** START OF Data provided **
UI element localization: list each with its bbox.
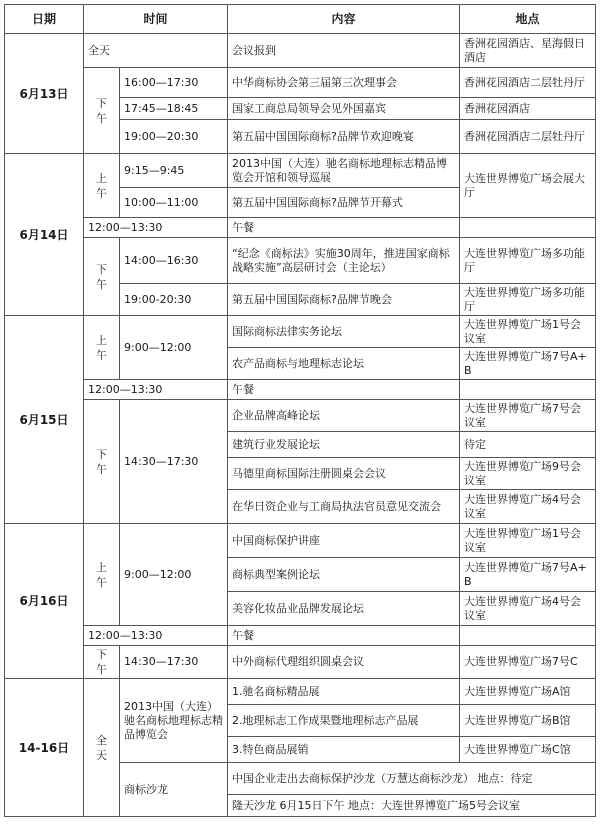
date-cell: 14-16日	[5, 679, 84, 817]
content-cell: 午餐	[228, 218, 460, 238]
table-row	[5, 646, 596, 679]
place-cell: 大连世界博览广场C馆	[460, 737, 596, 763]
content-cell: 企业品牌高峰论坛	[228, 400, 460, 432]
salon-item-cell: 中国企业走出去商标保护沙龙（万慧达商标沙龙） 地点：待定	[228, 763, 596, 795]
time-cell: 16:00—17:30	[120, 68, 228, 98]
table-row	[5, 316, 596, 348]
time-cell: 17:45—18:45	[120, 98, 228, 120]
header-content: 内容	[228, 5, 460, 34]
content-cell: 2.地理标志工作成果暨地理标志产品展	[228, 705, 460, 737]
time-cell: 9:15—9:45	[120, 154, 228, 188]
table-row	[5, 400, 596, 432]
time-cell: 12:00—13:30	[84, 626, 228, 646]
header-date: 日期	[5, 5, 84, 34]
content-cell: 中华商标协会第三届第三次理事会	[228, 68, 460, 98]
date-cell: 6月15日	[5, 316, 84, 524]
place-cell: 大连世界博览广场7号A+B	[460, 348, 596, 380]
place-cell: 大连世界博览广场多功能厅	[460, 238, 596, 284]
content-cell: 商标典型案例论坛	[228, 558, 460, 592]
table-row	[5, 626, 596, 646]
place-cell: 大连世界博览广场1号会议室	[460, 316, 596, 348]
time-cell: 12:00—13:30	[84, 218, 228, 238]
place-cell: 大连世界博览广场会展大厅	[460, 154, 596, 218]
content-cell: 2013中国（大连）驰名商标地理标志精品博览会开馆和领导巡展	[228, 154, 460, 188]
header-place: 地点	[460, 5, 596, 34]
place-cell: 待定	[460, 432, 596, 458]
place-cell: 大连世界博览广场7号会议室	[460, 400, 596, 432]
time-cell: 12:00—13:30	[84, 380, 228, 400]
table-row	[5, 679, 596, 705]
content-cell: 第五届中国国际商标?品牌节开幕式	[228, 188, 460, 218]
place-cell: 大连世界博览广场7号A+B	[460, 558, 596, 592]
time-cell: 全天	[84, 34, 228, 68]
period-cell: 全天	[84, 679, 120, 817]
place-cell: 大连世界博览广场7号C	[460, 646, 596, 679]
period-cell: 下午	[84, 646, 120, 679]
date-cell: 6月16日	[5, 524, 84, 679]
content-cell: 国家工商总局领导会见外国嘉宾	[228, 98, 460, 120]
content-cell: 3.特色商品展销	[228, 737, 460, 763]
time-cell: 14:00—16:30	[120, 238, 228, 284]
place-cell: 香洲花园酒店二层牡丹厅	[460, 120, 596, 154]
place-cell	[460, 218, 596, 238]
content-cell: 农产品商标与地理标志论坛	[228, 348, 460, 380]
salon-title-cell: 商标沙龙	[120, 763, 228, 817]
time-cell: 19:00—20:30	[120, 120, 228, 154]
content-cell: 午餐	[228, 380, 460, 400]
time-cell: 10:00—11:00	[120, 188, 228, 218]
date-cell: 6月13日	[5, 34, 84, 154]
time-cell: 14:30—17:30	[120, 646, 228, 679]
place-cell: 大连世界博览广场B馆	[460, 705, 596, 737]
table-row	[5, 154, 596, 188]
place-cell: 大连世界博览广场4号会议室	[460, 592, 596, 626]
content-cell: 1.驰名商标精品展	[228, 679, 460, 705]
header-time: 时间	[84, 5, 228, 34]
place-cell	[460, 380, 596, 400]
table-row	[5, 34, 596, 68]
time-cell: 14:30—17:30	[120, 400, 228, 524]
date-cell: 6月14日	[5, 154, 84, 316]
place-cell	[460, 626, 596, 646]
content-cell: 午餐	[228, 626, 460, 646]
content-cell: 第五届中国国际商标?品牌节欢迎晚宴	[228, 120, 460, 154]
content-cell: 中外商标代理组织圆桌会议	[228, 646, 460, 679]
table-row	[5, 524, 596, 558]
place-cell: 香洲花园酒店	[460, 98, 596, 120]
period-cell: 下午	[84, 400, 120, 524]
place-cell: 香洲花园酒店、星海假日酒店	[460, 34, 596, 68]
period-cell: 下午	[84, 238, 120, 316]
time-cell: 9:00—12:00	[120, 316, 228, 380]
header-row	[5, 5, 596, 34]
content-cell: “纪念《商标法》实施30周年，推进国家商标战略实施”高层研讨会（主论坛）	[228, 238, 460, 284]
expo-title-cell: 2013中国（大连）驰名商标地理标志精品博览会	[120, 679, 228, 763]
place-cell: 大连世界博览广场1号会议室	[460, 524, 596, 558]
place-cell: 大连世界博览广场多功能厅	[460, 284, 596, 316]
period-cell: 下午	[84, 68, 120, 154]
time-cell: 9:00—12:00	[120, 524, 228, 626]
content-cell: 美容化妆品业品牌发展论坛	[228, 592, 460, 626]
salon-item-cell: 隆天沙龙 6月15日下午 地点：大连世界博览广场5号会议室	[228, 795, 596, 817]
period-cell: 上午	[84, 316, 120, 380]
schedule-table	[4, 4, 596, 817]
table-row	[5, 68, 596, 98]
content-cell: 会议报到	[228, 34, 460, 68]
period-cell: 上午	[84, 154, 120, 218]
table-row	[5, 380, 596, 400]
table-row	[5, 238, 596, 284]
content-cell: 国际商标法律实务论坛	[228, 316, 460, 348]
place-cell: 大连世界博览广场4号会议室	[460, 490, 596, 524]
content-cell: 第五届中国国际商标?品牌节晚会	[228, 284, 460, 316]
content-cell: 中国商标保护讲座	[228, 524, 460, 558]
place-cell: 大连世界博览广场A馆	[460, 679, 596, 705]
table-row	[5, 218, 596, 238]
content-cell: 建筑行业发展论坛	[228, 432, 460, 458]
period-cell: 上午	[84, 524, 120, 626]
content-cell: 在华日资企业与工商局执法官员意见交流会	[228, 490, 460, 524]
place-cell: 香洲花园酒店二层牡丹厅	[460, 68, 596, 98]
content-cell: 马德里商标国际注册圆桌会会议	[228, 458, 460, 490]
place-cell: 大连世界博览广场9号会议室	[460, 458, 596, 490]
time-cell: 19:00-20:30	[120, 284, 228, 316]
** END OF Data provided **
» **What the exercise asks**
Render as a JSON list of strings the data from the line containing "679, 84, 817]" through the line containing "646, 228, 679]", both included, with one string per line and blank lines omitted.

» **Task answer**
[
  "date-cell: 14-16日\t[5, 679, 84, 817]",
  "content-cell: 午餐\t[228, 218, 460, 238]",
  "table-row\t[5, 646, 596, 679]",
  "place-cell: 大连世界博览广场C馆\t[460, 737, 596, 763]",
  "content-cell: 企业品牌高峰论坛\t[228, 400, 460, 432]",
  "salon-item-cell: 中国企业走出去商标保护沙龙（万慧达商标沙龙） 地点：待定\t[228, 763, 596, 795]",
  "time-cell: 16:00—17:30\t[120, 68, 228, 98]",
  "table-row\t[5, 316, 596, 348]",
  "time-cell: 17:45—18:45\t[120, 98, 228, 120]",
  "header-content: 内容\t[228, 5, 460, 34]",
  "content-cell: 2.地理标志工作成果暨地理标志产品展\t[228, 705, 460, 737]",
  "time-cell: 9:15—9:45\t[120, 154, 228, 188]",
  "table-row\t[5, 400, 596, 432]",
  "time-cell: 12:00—13:30\t[84, 626, 228, 646]",
  "header-date: 日期\t[5, 5, 84, 34]",
  "content-cell: 中华商标协会第三届第三次理事会\t[228, 68, 460, 98]",
  "date-cell: 6月15日\t[5, 316, 84, 524]",
  "place-cell: 大连世界博览广场7号A+B\t[460, 348, 596, 380]",
  "place-cell: 大连世界博览广场多功能厅\t[460, 238, 596, 284]",
  "content-cell: 商标典型案例论坛\t[228, 558, 460, 592]",
  "table-row\t[5, 626, 596, 646]",
  "place-cell: 大连世界博览广场1号会议室\t[460, 316, 596, 348]",
  "time-cell: 12:00—13:30\t[84, 218, 228, 238]",
  "place-cell: 大连世界博览广场会展大厅\t[460, 154, 596, 218]",
  "content-cell: 2013中国（大连）驰名商标地理标志精品博览会开馆和领导巡展\t[228, 154, 460, 188]",
  "header-place: 地点\t[460, 5, 596, 34]",
  "place-cell: 待定\t[460, 432, 596, 458]",
  "place-cell: 大连世界博览广场7号会议室\t[460, 400, 596, 432]",
  "time-cell: 12:00—13:30\t[84, 380, 228, 400]",
  "table-row\t[5, 679, 596, 705]",
  "content-cell: 第五届中国国际商标?品牌节开幕式\t[228, 188, 460, 218]",
  "place-cell: 大连世界博览广场7号A+B\t[460, 558, 596, 592]",
  "time-cell: 全天\t[84, 34, 228, 68]",
  "period-cell: 全天\t[84, 679, 120, 817]",
  "place-cell: 大连世界博览广场7号C\t[460, 646, 596, 679]",
  "period-cell: 下午\t[84, 646, 120, 679]",
  "date-cell: 6月16日\t[5, 524, 84, 679]",
  "content-cell: 国家工商总局领导会见外国嘉宾\t[228, 98, 460, 120]",
  "content-cell: 3.特色商品展销\t[228, 737, 460, 763]",
  "time-cell: 14:00—16:30\t[120, 238, 228, 284]",
  "place-cell: 香洲花园酒店二层牡丹厅\t[460, 120, 596, 154]",
  "place-cell\t[460, 218, 596, 238]",
  "content-cell: 农产品商标与地理标志论坛\t[228, 348, 460, 380]",
  "salon-title-cell: 商标沙龙\t[120, 763, 228, 817]",
  "time-cell: 19:00—20:30\t[120, 120, 228, 154]",
  "content-cell: 午餐\t[228, 380, 460, 400]",
  "time-cell: 10:00—11:00\t[120, 188, 228, 218]",
  "date-cell: 6月13日\t[5, 34, 84, 154]",
  "time-cell: 14:30—17:30\t[120, 646, 228, 679]"
]